─── DATA SECTION

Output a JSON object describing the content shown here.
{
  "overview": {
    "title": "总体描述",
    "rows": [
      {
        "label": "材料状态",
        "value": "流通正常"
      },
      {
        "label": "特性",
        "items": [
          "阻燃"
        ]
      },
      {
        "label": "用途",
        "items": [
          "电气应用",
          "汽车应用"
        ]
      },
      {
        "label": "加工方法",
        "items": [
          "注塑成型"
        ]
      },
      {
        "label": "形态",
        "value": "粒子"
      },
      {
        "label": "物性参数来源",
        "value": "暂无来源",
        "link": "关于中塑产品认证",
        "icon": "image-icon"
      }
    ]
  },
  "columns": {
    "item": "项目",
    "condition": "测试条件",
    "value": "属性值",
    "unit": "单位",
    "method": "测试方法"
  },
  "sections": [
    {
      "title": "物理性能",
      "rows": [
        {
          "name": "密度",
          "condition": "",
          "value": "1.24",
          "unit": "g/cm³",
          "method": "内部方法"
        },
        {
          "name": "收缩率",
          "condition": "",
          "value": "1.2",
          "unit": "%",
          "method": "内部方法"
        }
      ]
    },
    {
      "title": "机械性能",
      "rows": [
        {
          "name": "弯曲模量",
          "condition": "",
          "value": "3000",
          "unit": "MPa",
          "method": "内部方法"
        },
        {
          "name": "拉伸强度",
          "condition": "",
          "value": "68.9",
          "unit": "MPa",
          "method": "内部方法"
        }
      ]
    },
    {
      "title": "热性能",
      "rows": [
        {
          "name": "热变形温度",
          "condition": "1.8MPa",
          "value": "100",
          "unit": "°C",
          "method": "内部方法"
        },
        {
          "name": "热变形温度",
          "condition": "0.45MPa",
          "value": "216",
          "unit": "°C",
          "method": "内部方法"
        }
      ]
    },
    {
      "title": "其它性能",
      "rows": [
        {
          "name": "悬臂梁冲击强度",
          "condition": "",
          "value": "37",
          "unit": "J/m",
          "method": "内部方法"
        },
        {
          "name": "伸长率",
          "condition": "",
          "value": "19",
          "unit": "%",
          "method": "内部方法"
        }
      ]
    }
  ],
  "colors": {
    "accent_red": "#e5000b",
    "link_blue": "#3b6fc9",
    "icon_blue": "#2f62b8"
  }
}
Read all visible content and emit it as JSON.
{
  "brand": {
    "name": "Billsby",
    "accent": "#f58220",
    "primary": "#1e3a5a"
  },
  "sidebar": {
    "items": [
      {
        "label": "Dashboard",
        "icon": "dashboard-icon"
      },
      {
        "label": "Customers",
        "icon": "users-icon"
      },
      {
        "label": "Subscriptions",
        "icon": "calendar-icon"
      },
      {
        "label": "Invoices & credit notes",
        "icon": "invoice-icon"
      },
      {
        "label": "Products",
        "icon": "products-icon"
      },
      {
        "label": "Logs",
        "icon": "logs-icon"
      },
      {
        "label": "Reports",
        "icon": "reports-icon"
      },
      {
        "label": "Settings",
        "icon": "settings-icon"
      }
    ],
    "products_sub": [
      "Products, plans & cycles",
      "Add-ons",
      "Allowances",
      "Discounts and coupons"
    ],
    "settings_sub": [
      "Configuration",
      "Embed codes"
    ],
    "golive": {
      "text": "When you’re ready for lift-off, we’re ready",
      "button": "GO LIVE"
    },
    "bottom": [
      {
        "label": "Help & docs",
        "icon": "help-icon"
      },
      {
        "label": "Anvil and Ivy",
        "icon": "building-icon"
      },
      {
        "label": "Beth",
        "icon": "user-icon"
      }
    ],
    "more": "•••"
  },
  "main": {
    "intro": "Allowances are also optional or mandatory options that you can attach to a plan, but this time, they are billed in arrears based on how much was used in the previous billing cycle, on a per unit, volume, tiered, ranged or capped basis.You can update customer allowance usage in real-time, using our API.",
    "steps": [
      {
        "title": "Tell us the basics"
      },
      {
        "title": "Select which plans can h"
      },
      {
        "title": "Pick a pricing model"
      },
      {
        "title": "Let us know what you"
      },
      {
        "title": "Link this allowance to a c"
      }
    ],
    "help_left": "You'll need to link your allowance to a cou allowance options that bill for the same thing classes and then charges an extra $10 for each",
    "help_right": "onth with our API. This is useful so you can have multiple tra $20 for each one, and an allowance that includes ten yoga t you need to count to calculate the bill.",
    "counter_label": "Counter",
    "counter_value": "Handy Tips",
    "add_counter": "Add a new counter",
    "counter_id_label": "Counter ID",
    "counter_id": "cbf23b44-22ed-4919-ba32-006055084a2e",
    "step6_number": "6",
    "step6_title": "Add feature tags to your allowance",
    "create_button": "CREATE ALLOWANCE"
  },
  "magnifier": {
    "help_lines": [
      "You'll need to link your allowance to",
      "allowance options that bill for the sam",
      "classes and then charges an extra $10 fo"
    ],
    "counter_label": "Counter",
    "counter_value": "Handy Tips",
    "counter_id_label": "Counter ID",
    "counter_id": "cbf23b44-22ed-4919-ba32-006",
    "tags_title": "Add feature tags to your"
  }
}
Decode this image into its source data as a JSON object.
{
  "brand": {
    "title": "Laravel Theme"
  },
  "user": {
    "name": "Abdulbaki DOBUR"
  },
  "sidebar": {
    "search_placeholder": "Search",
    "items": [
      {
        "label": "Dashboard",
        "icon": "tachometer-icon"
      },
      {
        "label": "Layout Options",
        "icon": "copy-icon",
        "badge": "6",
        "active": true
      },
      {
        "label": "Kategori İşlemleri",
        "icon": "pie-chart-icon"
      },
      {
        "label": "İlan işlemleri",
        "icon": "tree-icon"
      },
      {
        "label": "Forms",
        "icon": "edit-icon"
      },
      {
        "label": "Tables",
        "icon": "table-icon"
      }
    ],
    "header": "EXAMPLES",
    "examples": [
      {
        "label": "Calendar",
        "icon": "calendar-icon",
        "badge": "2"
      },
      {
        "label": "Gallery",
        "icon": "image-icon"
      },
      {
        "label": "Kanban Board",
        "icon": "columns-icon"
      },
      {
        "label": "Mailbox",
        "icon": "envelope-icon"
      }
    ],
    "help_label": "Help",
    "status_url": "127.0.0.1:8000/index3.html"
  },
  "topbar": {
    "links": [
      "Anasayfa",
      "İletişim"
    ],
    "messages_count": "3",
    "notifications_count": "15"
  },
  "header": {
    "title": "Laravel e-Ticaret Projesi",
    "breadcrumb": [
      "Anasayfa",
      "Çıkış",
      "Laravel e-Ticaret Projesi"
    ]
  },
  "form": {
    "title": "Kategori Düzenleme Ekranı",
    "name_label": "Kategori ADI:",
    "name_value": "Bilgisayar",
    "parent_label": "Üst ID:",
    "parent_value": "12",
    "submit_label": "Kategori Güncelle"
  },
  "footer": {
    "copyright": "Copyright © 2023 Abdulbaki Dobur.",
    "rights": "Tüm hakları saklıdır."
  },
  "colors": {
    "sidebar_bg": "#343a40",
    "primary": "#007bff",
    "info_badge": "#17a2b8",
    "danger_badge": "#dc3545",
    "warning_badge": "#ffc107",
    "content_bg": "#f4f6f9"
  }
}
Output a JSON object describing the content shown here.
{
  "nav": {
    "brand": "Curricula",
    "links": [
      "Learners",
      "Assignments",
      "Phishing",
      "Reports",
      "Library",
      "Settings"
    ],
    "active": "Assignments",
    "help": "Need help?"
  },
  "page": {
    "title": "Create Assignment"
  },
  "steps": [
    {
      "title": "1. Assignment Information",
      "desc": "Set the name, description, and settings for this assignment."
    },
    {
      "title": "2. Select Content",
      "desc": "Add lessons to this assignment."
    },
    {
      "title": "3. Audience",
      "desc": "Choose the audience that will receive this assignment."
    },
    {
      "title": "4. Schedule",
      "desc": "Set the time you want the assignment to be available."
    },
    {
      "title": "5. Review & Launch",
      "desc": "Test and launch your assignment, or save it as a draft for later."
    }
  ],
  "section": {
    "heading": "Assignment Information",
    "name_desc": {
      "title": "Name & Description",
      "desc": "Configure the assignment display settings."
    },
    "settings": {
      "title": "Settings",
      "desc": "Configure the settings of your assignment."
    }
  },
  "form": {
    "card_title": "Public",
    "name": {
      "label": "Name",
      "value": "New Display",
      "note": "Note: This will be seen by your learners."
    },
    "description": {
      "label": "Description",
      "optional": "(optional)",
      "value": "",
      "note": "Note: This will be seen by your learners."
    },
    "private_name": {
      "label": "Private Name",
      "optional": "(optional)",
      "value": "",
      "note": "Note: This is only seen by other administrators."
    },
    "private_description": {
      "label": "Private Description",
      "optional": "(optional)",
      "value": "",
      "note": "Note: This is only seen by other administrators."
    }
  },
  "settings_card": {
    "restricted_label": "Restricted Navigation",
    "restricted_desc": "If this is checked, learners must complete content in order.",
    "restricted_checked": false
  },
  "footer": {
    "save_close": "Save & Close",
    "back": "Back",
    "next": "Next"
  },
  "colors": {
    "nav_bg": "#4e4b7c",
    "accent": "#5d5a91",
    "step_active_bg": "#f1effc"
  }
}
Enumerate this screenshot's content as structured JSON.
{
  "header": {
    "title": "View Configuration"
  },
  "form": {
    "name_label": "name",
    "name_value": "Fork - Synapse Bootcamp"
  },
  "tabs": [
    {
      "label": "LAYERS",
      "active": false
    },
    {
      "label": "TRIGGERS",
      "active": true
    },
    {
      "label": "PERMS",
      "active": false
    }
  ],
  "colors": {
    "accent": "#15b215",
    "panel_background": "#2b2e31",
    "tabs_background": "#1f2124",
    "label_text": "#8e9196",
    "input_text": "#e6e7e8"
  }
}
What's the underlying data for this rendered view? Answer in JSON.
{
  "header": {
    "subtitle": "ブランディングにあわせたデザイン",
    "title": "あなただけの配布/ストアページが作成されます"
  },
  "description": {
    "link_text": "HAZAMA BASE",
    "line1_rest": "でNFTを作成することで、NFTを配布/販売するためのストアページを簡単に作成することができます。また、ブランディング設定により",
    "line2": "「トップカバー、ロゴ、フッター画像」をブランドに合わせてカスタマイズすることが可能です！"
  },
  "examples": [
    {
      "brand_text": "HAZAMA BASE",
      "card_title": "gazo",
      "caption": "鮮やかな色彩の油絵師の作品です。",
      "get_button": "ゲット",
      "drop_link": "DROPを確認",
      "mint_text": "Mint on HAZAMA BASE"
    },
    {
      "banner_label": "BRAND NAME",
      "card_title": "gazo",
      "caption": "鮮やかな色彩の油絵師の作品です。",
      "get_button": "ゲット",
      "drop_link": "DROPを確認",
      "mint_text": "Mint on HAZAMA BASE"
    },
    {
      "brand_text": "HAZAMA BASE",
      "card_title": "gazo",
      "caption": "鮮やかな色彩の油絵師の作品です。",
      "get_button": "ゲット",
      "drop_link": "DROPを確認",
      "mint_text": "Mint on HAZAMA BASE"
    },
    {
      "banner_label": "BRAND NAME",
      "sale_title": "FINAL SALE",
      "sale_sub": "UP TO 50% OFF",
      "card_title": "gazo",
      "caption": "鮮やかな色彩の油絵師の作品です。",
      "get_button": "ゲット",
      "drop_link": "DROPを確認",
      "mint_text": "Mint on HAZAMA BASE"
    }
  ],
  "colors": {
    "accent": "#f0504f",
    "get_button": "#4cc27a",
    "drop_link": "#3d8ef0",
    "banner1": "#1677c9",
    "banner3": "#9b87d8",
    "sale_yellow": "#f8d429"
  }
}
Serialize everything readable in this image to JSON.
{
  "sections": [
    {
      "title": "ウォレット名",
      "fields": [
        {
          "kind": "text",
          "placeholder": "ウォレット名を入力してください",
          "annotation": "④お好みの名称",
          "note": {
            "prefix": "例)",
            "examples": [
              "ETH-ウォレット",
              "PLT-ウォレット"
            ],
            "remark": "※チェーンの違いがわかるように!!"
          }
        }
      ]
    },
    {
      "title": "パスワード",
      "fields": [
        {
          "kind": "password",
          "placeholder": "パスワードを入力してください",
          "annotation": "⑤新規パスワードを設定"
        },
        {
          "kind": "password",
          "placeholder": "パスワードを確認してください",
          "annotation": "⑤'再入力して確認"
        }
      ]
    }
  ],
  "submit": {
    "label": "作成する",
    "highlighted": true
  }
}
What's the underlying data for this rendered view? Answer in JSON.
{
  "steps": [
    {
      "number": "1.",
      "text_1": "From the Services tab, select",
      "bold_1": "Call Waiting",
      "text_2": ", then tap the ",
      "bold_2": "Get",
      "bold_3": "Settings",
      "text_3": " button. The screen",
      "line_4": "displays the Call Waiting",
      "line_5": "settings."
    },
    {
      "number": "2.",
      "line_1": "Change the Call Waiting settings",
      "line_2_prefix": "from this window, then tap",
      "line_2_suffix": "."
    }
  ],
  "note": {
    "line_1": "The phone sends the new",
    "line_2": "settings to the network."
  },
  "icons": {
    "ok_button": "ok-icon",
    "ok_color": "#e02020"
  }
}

──────

[EXERCISE DETAILS]: Copy out every line of the material above that mentions the word "Call".

[EXPECTED OUTPUT]:
      "bold_1": "Call Waiting",
      "line_4": "displays the Call Waiting",
      "line_1": "Change the Call Waiting settings",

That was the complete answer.